### TEKS PILIHAN

--------------------------------

Jagad Twitter sempat ramai dengan tagar #BupatiKlatenMemalukan menghiasi laman Trending Topic.Puluhan ribu kicauan dibuat untuk mengangkat tagar ini. Jika dilihat, sentimen negatif ini kebanyakan adalah warga Klaten. Mereka juga menghiasi kicauannya dengan bukti-bukti beredarnya foto sang bupati di hampir seluruh elemen kehidupannya.

Kebanyakan orang geram karena foto-foto itu banyak diletakkan di berbagai hal yang berkaitan dengan pandemi. Menurut mereka, hal ini adalah usaha tidak etis untuk kembali melanggengkan kuasa pada periode berikutnya.Tapi, apakah yang ia lakukan keliru? Coba kita tengok dari perspektif Ilmu Komunikasi.

Teori personal branding.

Dalam ranah Ilmu Komunikasi, apa yang dilakukan oleh Bupati Klaten adalah contoh dari personal branding.Menurut Montoya (2006) personal branding adalah seni untuk menarik serta mengusahakan lebih banyak klien dengan cara membentuk persepsi publik secara aktif. Kalau dalam kasus pejabat publik yang membutuhkan suara dalam pemilihan umum, maka 'klien' yang harus dibuat tertarik adalah pemilik hak suara.

Ada konsep lain yang diutarakan oleh Parengkuan dan Becky (2014). Menurutnya,personal branding adalah kesan yang berkaitan dengan keahlian, perilaku, maupun prestasi yang dibangun oleh seseorang baik secara sengaja maupun tidak sengaja dengan tujuan untuk menampilkan citra dirinya. Jadi, personal branding yang dilakukan adalah usaha yang memang dilakukan supaya diingat oleh orang lain.

Sebenarnya, usaha personal branding tidak hanya dilakukan oleh pejabat publik. Kamu yang sedang membaca ini pun secara sadar atau tidak, telah melakukannya. Caranya? Melalui unggahan di media sosial ataupun cara kamu berbicara atau berpakaian.

Semua aspek dalam kehidupanmu sangat mungkin menjadi penyokong personal branding kamu. Sehingga membuat orang-orang mengingat hal yang memang kamu inginkan.

Contohnya saat kamu gemar memasang hasil masakanmu, maka kemungkinannya penonton setia akan berpikir kamu adalah seorang ahli memasak. Atau kamu gemar memilih diksi yang jarang didengar oleh orang lain, 'terdengar pintar' adalah responnya karena pilihan kata yang terasa mengintimidasi. Ya, walaupun dalam usaha itu tetap ada saja publik yang tidak terpengaruh. Namanya juga usaha.

Penerapan personal branding oleh pejabat publik.

Lalu, bagaimana dengan para tokoh masyarakat atau pejabat publik yang menerapkannya?Apakah salah?

--------------------------------

### DATA HASIL OLAHAN
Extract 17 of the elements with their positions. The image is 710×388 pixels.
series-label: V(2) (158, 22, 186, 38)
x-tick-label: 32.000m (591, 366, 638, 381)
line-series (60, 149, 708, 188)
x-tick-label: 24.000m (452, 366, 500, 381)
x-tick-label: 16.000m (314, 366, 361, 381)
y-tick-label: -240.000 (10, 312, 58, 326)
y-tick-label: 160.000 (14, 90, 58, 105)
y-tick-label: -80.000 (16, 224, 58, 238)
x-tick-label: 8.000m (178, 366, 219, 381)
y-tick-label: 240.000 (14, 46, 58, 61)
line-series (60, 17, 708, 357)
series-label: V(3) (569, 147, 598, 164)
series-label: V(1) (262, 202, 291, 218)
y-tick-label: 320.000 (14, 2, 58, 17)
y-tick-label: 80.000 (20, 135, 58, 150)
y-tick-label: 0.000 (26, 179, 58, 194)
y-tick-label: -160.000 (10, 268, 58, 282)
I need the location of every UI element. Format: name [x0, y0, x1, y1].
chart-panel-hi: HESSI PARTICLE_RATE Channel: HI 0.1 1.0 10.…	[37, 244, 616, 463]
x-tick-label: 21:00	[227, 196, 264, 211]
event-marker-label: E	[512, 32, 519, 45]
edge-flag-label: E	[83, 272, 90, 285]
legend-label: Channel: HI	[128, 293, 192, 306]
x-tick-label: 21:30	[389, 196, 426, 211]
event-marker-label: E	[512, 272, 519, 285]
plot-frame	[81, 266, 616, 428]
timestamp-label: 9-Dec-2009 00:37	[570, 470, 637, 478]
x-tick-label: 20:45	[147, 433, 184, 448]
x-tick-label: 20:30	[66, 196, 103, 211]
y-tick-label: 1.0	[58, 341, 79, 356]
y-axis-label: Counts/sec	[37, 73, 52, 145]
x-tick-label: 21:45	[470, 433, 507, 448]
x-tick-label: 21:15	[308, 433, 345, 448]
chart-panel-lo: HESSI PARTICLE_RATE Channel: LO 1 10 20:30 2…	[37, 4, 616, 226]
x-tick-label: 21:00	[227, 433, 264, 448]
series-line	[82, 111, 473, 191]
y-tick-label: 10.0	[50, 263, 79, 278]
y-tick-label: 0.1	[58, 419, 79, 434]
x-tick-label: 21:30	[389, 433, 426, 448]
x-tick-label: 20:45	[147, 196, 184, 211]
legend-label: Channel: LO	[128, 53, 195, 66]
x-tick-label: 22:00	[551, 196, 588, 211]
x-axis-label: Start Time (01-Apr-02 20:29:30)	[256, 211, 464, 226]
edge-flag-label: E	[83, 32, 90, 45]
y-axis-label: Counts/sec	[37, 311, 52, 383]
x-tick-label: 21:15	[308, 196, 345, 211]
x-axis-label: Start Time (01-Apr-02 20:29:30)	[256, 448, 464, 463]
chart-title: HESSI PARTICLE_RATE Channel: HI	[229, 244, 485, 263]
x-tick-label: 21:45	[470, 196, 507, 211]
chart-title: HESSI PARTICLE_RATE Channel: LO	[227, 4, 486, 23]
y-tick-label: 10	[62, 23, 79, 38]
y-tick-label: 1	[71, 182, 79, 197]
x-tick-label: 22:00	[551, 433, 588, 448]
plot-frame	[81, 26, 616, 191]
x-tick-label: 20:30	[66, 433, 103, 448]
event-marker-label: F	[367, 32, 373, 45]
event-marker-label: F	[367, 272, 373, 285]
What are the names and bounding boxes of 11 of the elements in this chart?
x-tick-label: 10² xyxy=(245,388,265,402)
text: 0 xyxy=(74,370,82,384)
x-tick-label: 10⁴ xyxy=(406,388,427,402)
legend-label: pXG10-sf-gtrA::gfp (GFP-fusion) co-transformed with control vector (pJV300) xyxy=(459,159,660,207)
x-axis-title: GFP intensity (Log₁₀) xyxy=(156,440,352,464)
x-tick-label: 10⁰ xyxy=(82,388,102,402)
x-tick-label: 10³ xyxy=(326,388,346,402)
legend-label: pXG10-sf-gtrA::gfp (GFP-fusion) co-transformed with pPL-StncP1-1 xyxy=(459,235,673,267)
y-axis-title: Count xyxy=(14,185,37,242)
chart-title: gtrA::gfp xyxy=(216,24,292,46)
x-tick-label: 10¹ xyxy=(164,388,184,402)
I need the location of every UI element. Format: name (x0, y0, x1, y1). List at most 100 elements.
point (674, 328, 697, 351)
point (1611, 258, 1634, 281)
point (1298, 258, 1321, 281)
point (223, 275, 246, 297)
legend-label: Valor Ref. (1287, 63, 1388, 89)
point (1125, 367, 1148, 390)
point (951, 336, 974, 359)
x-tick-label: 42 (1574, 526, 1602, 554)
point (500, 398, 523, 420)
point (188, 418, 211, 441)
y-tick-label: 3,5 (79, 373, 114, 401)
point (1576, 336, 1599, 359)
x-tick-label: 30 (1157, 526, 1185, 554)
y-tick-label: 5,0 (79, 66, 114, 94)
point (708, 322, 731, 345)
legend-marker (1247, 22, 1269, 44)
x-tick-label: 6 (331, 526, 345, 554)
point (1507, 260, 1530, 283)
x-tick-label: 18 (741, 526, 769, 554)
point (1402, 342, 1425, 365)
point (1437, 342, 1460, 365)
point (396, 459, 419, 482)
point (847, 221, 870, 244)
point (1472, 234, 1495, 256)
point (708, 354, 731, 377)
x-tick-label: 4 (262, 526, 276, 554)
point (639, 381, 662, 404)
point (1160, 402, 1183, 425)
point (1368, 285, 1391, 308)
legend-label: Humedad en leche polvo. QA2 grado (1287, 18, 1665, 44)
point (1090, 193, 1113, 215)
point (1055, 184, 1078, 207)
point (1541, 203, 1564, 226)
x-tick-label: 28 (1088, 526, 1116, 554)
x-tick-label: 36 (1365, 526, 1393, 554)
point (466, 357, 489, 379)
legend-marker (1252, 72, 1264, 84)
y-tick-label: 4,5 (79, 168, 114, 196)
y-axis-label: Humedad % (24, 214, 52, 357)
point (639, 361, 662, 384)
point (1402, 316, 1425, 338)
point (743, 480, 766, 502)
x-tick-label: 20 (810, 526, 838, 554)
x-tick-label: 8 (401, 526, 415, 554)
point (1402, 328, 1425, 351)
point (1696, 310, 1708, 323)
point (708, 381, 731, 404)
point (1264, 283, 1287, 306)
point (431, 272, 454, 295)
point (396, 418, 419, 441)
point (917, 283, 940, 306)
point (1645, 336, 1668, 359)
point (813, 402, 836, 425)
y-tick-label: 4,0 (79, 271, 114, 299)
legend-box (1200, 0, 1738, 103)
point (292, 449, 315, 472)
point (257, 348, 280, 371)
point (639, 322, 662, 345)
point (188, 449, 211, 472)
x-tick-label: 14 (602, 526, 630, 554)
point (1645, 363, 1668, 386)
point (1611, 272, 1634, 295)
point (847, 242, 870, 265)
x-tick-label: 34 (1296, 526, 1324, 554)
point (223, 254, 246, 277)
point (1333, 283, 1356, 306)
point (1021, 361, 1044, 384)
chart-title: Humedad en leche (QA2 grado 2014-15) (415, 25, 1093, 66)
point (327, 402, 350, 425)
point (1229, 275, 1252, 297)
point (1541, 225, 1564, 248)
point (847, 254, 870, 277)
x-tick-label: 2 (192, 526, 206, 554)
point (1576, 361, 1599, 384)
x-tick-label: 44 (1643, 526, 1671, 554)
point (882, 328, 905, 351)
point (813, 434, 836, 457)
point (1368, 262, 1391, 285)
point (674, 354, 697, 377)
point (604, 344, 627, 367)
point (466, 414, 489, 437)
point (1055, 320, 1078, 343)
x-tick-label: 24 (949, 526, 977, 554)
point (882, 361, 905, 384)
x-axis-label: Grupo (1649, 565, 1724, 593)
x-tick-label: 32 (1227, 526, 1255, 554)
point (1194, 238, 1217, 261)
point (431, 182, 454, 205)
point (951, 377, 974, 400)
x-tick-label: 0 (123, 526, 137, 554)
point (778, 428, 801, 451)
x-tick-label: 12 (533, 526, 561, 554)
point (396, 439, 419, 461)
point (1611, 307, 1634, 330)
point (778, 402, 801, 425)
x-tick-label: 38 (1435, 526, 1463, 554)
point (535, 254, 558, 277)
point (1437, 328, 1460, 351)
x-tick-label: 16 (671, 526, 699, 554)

--------------------------------

### YANG PERLU DIKERJAKAN
Jawab pertanyaan berikut dari teks pilihan:
(a) Tagar apa yang sempat ramai di Twitter?
(b) Pada pejabat publik yang butuh suara dalam pemilihan umum, siapa "klien" yang harus dibuat tertarik?
(c) Kalau kamu gemar memasang hasil masakanmu, penonton setia mungkin akan menganggap kamu apa?

### JAWABAN TERTULIS
(a) #BupatiKlatenMemalukan
(b) Pemilik hak suara.
(c) Seorang ahli memasak.